Saved entries:
-*-*-

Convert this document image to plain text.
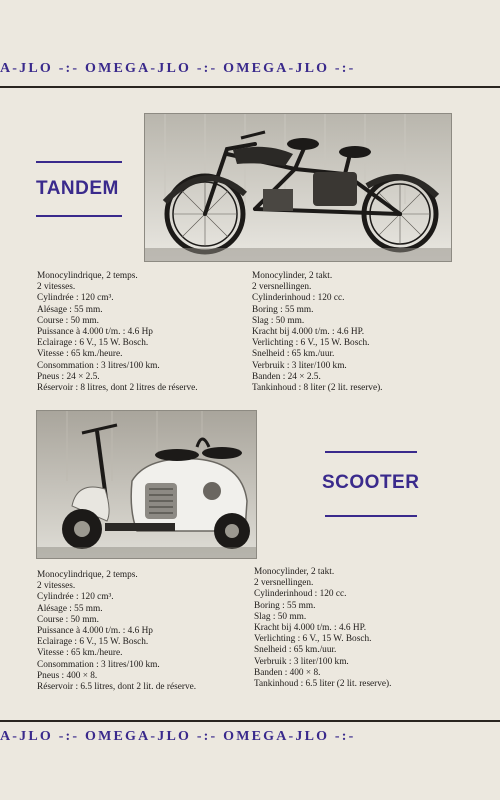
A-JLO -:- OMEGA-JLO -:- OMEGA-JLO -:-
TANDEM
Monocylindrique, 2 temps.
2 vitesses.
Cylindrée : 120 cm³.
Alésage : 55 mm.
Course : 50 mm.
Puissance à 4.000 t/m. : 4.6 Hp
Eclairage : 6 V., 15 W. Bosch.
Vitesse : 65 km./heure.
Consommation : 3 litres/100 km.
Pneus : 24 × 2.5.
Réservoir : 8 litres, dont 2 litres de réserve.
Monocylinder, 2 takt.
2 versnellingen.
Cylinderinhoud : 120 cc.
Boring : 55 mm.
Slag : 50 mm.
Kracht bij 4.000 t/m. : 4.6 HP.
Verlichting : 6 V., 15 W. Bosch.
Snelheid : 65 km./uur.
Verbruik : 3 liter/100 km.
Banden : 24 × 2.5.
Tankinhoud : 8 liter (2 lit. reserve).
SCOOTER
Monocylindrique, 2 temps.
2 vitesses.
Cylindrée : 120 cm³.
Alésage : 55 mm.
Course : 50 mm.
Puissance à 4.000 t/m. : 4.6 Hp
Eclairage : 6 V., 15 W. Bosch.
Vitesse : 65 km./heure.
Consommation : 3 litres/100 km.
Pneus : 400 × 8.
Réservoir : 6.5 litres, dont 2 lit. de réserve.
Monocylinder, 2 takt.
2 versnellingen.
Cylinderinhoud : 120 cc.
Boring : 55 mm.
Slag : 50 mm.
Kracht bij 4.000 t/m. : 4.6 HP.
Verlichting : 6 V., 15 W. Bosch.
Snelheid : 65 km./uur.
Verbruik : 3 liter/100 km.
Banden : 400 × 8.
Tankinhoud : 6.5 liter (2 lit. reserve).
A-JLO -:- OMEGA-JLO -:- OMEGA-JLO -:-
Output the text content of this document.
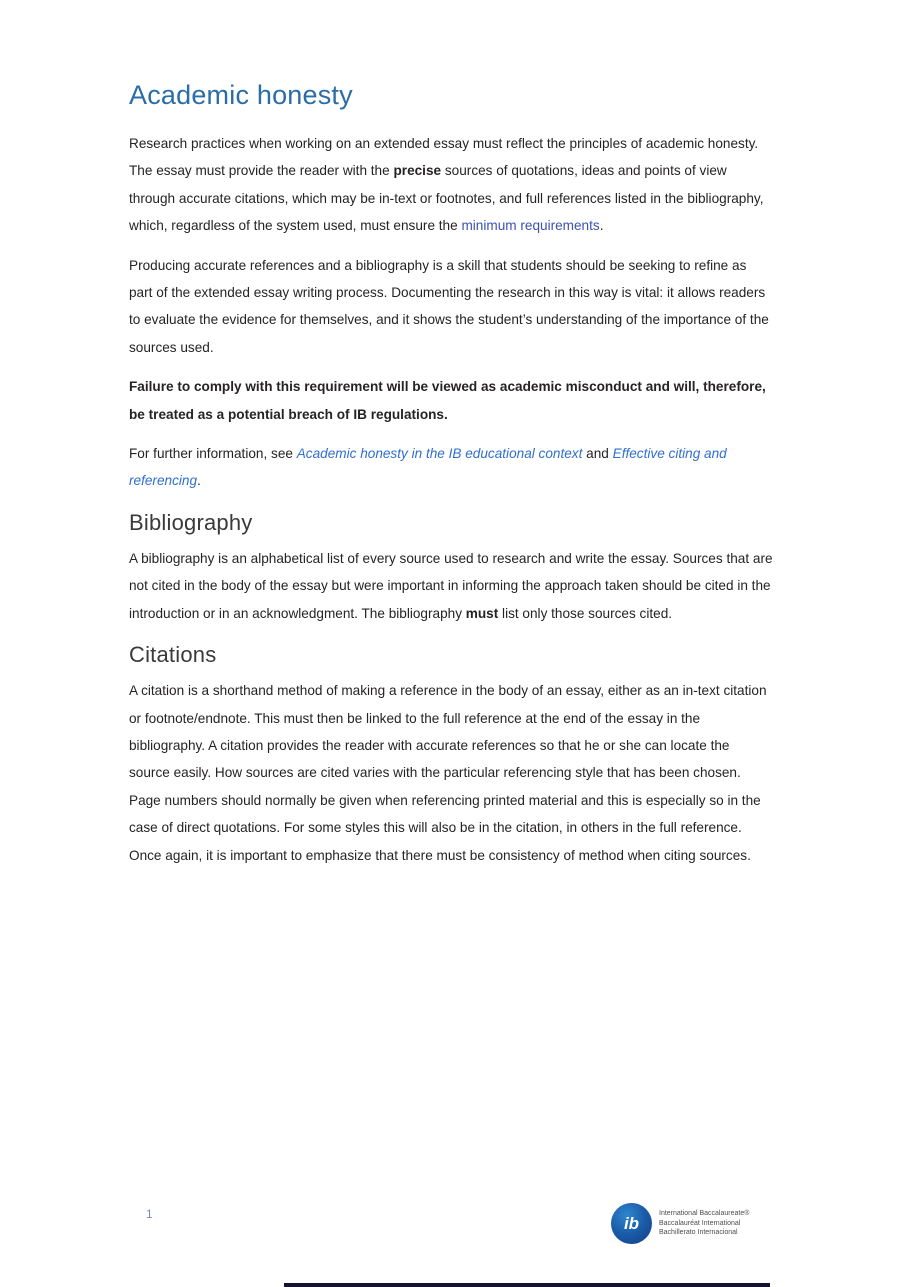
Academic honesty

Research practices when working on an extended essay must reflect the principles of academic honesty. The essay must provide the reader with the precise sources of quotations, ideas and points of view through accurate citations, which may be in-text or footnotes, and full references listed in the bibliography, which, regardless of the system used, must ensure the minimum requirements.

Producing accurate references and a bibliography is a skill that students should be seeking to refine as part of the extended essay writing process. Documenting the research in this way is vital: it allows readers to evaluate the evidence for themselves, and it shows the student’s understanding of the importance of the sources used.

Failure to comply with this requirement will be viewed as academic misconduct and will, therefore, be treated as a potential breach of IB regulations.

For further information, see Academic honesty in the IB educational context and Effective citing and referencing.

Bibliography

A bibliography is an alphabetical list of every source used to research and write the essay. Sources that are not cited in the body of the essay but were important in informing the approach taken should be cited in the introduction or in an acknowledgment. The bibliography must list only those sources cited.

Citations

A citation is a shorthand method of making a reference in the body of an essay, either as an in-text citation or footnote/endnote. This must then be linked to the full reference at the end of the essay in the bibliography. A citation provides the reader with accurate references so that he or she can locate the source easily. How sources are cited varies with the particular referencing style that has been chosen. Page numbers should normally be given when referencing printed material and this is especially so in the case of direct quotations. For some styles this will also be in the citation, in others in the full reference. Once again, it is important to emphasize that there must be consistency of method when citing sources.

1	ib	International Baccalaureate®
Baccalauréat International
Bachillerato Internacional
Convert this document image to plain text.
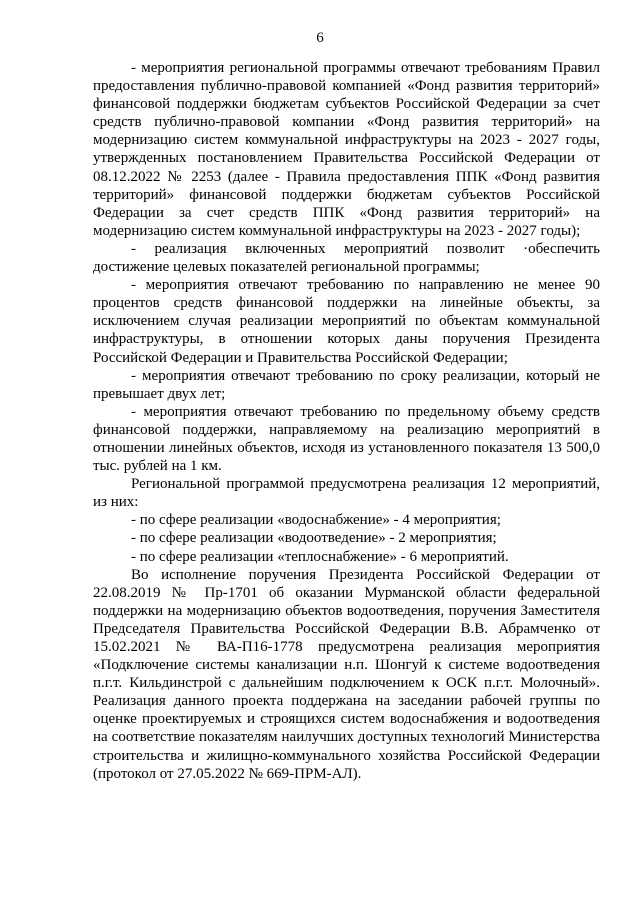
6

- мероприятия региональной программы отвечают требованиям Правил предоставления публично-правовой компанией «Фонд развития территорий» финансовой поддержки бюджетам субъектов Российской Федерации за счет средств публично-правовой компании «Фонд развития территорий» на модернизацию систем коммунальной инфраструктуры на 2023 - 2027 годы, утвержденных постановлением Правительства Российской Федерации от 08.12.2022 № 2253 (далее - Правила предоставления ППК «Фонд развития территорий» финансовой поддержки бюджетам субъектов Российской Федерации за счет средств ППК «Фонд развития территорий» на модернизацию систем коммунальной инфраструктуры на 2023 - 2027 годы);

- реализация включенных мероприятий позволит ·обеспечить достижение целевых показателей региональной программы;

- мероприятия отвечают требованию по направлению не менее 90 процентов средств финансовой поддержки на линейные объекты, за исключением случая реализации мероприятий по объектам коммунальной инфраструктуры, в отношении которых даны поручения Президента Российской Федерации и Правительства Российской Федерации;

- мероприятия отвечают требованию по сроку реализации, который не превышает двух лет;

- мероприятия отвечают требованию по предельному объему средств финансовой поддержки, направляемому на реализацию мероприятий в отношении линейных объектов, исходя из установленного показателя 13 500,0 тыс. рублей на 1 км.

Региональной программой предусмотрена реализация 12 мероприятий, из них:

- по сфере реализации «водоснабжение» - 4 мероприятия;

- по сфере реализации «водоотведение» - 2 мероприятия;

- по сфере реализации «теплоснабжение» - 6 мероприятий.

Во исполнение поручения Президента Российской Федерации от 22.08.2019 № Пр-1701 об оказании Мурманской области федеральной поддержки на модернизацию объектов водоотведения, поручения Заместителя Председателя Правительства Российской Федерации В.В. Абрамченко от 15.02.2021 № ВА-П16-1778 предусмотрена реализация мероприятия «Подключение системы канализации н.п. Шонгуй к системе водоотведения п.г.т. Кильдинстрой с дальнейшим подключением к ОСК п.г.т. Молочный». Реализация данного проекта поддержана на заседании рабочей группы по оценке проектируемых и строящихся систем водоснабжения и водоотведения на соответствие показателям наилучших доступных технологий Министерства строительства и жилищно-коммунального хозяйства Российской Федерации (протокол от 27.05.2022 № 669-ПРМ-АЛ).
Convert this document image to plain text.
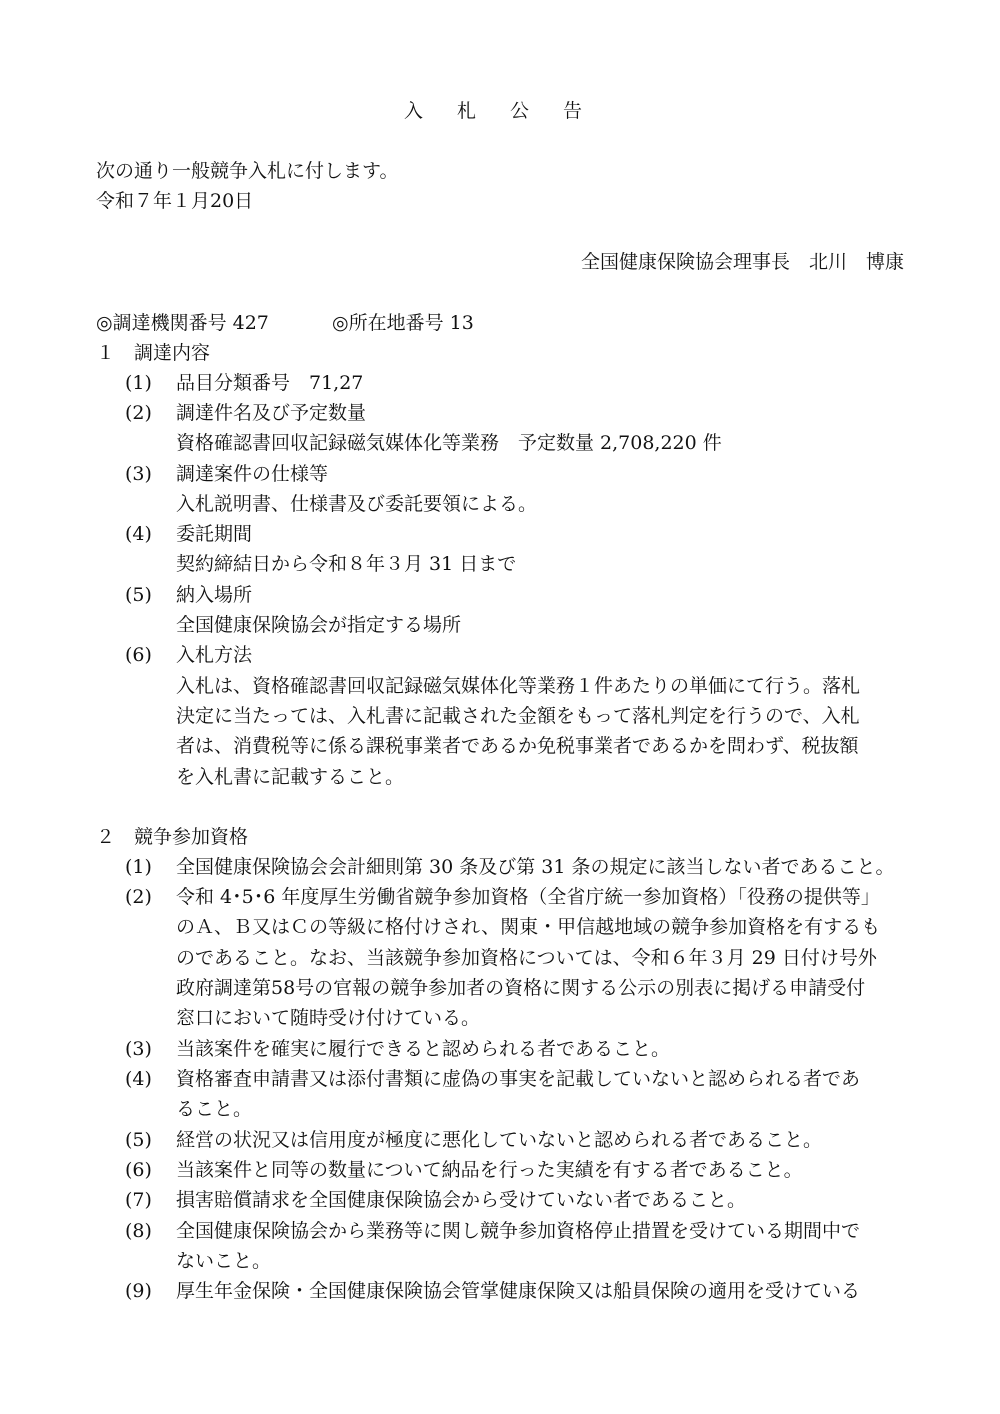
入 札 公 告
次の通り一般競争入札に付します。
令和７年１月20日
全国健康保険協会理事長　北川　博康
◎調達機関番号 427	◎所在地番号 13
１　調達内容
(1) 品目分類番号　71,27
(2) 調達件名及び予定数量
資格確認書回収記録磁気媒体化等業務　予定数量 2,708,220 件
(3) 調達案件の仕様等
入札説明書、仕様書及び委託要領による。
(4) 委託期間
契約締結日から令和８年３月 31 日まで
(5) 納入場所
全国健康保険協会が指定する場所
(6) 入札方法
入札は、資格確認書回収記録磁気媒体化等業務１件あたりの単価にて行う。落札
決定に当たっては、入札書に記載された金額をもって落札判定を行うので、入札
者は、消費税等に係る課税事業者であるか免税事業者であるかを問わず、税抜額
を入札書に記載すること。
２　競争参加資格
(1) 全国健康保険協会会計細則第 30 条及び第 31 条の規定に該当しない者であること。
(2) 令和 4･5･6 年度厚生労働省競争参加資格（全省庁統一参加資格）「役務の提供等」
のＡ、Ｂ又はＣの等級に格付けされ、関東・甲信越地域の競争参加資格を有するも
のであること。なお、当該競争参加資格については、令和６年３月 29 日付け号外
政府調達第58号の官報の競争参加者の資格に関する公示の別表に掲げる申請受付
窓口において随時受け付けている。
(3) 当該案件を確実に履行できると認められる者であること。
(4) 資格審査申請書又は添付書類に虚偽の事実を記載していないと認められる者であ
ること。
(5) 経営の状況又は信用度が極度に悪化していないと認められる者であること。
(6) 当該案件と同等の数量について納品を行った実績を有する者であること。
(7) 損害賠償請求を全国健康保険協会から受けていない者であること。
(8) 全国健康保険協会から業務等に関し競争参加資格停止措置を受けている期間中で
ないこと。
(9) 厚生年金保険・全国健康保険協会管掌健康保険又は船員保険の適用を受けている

-*-*-

Would you set down the listing exactly, omitting pictures?

* Result
Convert this document image to plain text.
A-JLO -:- OMEGA-JLO -:- OMEGA-JLO -:-
TANDEM
Monocylindrique, 2 temps.
2 vitesses.
Cylindrée : 120 cm³.
Alésage : 55 mm.
Course : 50 mm.
Puissance à 4.000 t/m. : 4.6 Hp
Eclairage : 6 V., 15 W. Bosch.
Vitesse : 65 km./heure.
Consommation : 3 litres/100 km.
Pneus : 24 × 2.5.
Réservoir : 8 litres, dont 2 litres de réserve.
Monocylinder, 2 takt.
2 versnellingen.
Cylinderinhoud : 120 cc.
Boring : 55 mm.
Slag : 50 mm.
Kracht bij 4.000 t/m. : 4.6 HP.
Verlichting : 6 V., 15 W. Bosch.
Snelheid : 65 km./uur.
Verbruik : 3 liter/100 km.
Banden : 24 × 2.5.
Tankinhoud : 8 liter (2 lit. reserve).
SCOOTER
Monocylindrique, 2 temps.
2 vitesses.
Cylindrée : 120 cm³.
Alésage : 55 mm.
Course : 50 mm.
Puissance à 4.000 t/m. : 4.6 Hp
Eclairage : 6 V., 15 W. Bosch.
Vitesse : 65 km./heure.
Consommation : 3 litres/100 km.
Pneus : 400 × 8.
Réservoir : 6.5 litres, dont 2 lit. de réserve.
Monocylinder, 2 takt.
2 versnellingen.
Cylinderinhoud : 120 cc.
Boring : 55 mm.
Slag : 50 mm.
Kracht bij 4.000 t/m. : 4.6 HP.
Verlichting : 6 V., 15 W. Bosch.
Snelheid : 65 km./uur.
Verbruik : 3 liter/100 km.
Banden : 400 × 8.
Tankinhoud : 6.5 liter (2 lit. reserve).
A-JLO -:- OMEGA-JLO -:- OMEGA-JLO -:-
Output the text content of this document.
Academic honesty

Research practices when working on an extended essay must reflect the principles of academic honesty. The essay must provide the reader with the precise sources of quotations, ideas and points of view through accurate citations, which may be in-text or footnotes, and full references listed in the bibliography, which, regardless of the system used, must ensure the minimum requirements.

Producing accurate references and a bibliography is a skill that students should be seeking to refine as part of the extended essay writing process. Documenting the research in this way is vital: it allows readers to evaluate the evidence for themselves, and it shows the student’s understanding of the importance of the sources used.

Failure to comply with this requirement will be viewed as academic misconduct and will, therefore, be treated as a potential breach of IB regulations.

For further information, see Academic honesty in the IB educational context and Effective citing and referencing.

Bibliography

A bibliography is an alphabetical list of every source used to research and write the essay. Sources that are not cited in the body of the essay but were important in informing the approach taken should be cited in the introduction or in an acknowledgment. The bibliography must list only those sources cited.

Citations

A citation is a shorthand method of making a reference in the body of an essay, either as an in-text citation or footnote/endnote. This must then be linked to the full reference at the end of the essay in the bibliography. A citation provides the reader with accurate references so that he or she can locate the source easily. How sources are cited varies with the particular referencing style that has been chosen. Page numbers should normally be given when referencing printed material and this is especially so in the case of direct quotations. For some styles this will also be in the citation, in others in the full reference. Once again, it is important to emphasize that there must be consistency of method when citing sources.

1	ib	International Baccalaureate®
Baccalauréat International
Bachillerato Internacional
Convert this document image to plain text.
6

- мероприятия региональной программы отвечают требованиям Правил предоставления публично-правовой компанией «Фонд развития территорий» финансовой поддержки бюджетам субъектов Российской Федерации за счет средств публично-правовой компании «Фонд развития территорий» на модернизацию систем коммунальной инфраструктуры на 2023 - 2027 годы, утвержденных постановлением Правительства Российской Федерации от 08.12.2022 № 2253 (далее - Правила предоставления ППК «Фонд развития территорий» финансовой поддержки бюджетам субъектов Российской Федерации за счет средств ППК «Фонд развития территорий» на модернизацию систем коммунальной инфраструктуры на 2023 - 2027 годы);

- реализация включенных мероприятий позволит ·обеспечить достижение целевых показателей региональной программы;

- мероприятия отвечают требованию по направлению не менее 90 процентов средств финансовой поддержки на линейные объекты, за исключением случая реализации мероприятий по объектам коммунальной инфраструктуры, в отношении которых даны поручения Президента Российской Федерации и Правительства Российской Федерации;

- мероприятия отвечают требованию по сроку реализации, который не превышает двух лет;

- мероприятия отвечают требованию по предельному объему средств финансовой поддержки, направляемому на реализацию мероприятий в отношении линейных объектов, исходя из установленного показателя 13 500,0 тыс. рублей на 1 км.

Региональной программой предусмотрена реализация 12 мероприятий, из них:

- по сфере реализации «водоснабжение» - 4 мероприятия;

- по сфере реализации «водоотведение» - 2 мероприятия;

- по сфере реализации «теплоснабжение» - 6 мероприятий.

Во исполнение поручения Президента Российской Федерации от 22.08.2019 № Пр-1701 об оказании Мурманской области федеральной поддержки на модернизацию объектов водоотведения, поручения Заместителя Председателя Правительства Российской Федерации В.В. Абрамченко от 15.02.2021 № ВА-П16-1778 предусмотрена реализация мероприятия «Подключение системы канализации н.п. Шонгуй к системе водоотведения п.г.т. Кильдинстрой с дальнейшим подключением к ОСК п.г.т. Молочный». Реализация данного проекта поддержана на заседании рабочей группы по оценке проектируемых и строящихся систем водоснабжения и водоотведения на соответствие показателям наилучших доступных технологий Министерства строительства и жилищно-коммунального хозяйства Российской Федерации (протокол от 27.05.2022 № 669-ПРМ-АЛ).
Convert this document image to plain text.
入 札 公 告
次の通り一般競争入札に付します。
令和７年１月20日
全国健康保険協会理事長　北川　博康
◎調達機関番号 427	◎所在地番号 13
１　調達内容
(1) 品目分類番号　71,27
(2) 調達件名及び予定数量
資格確認書回収記録磁気媒体化等業務　予定数量 2,708,220 件
(3) 調達案件の仕様等
入札説明書、仕様書及び委託要領による。
(4) 委託期間
契約締結日から令和８年３月 31 日まで
(5) 納入場所
全国健康保険協会が指定する場所
(6) 入札方法
入札は、資格確認書回収記録磁気媒体化等業務１件あたりの単価にて行う。落札
決定に当たっては、入札書に記載された金額をもって落札判定を行うので、入札
者は、消費税等に係る課税事業者であるか免税事業者であるかを問わず、税抜額
を入札書に記載すること。
２　競争参加資格
(1) 全国健康保険協会会計細則第 30 条及び第 31 条の規定に該当しない者であること。
(2) 令和 4･5･6 年度厚生労働省競争参加資格（全省庁統一参加資格）「役務の提供等」
のＡ、Ｂ又はＣの等級に格付けされ、関東・甲信越地域の競争参加資格を有するも
のであること。なお、当該競争参加資格については、令和６年３月 29 日付け号外
政府調達第58号の官報の競争参加者の資格に関する公示の別表に掲げる申請受付
窓口において随時受け付けている。
(3) 当該案件を確実に履行できると認められる者であること。
(4) 資格審査申請書又は添付書類に虚偽の事実を記載していないと認められる者であ
ること。
(5) 経営の状況又は信用度が極度に悪化していないと認められる者であること。
(6) 当該案件と同等の数量について納品を行った実績を有する者であること。
(7) 損害賠償請求を全国健康保険協会から受けていない者であること。
(8) 全国健康保険協会から業務等に関し競争参加資格停止措置を受けている期間中で
ないこと。
(9) 厚生年金保険・全国健康保険協会管掌健康保険又は船員保険の適用を受けている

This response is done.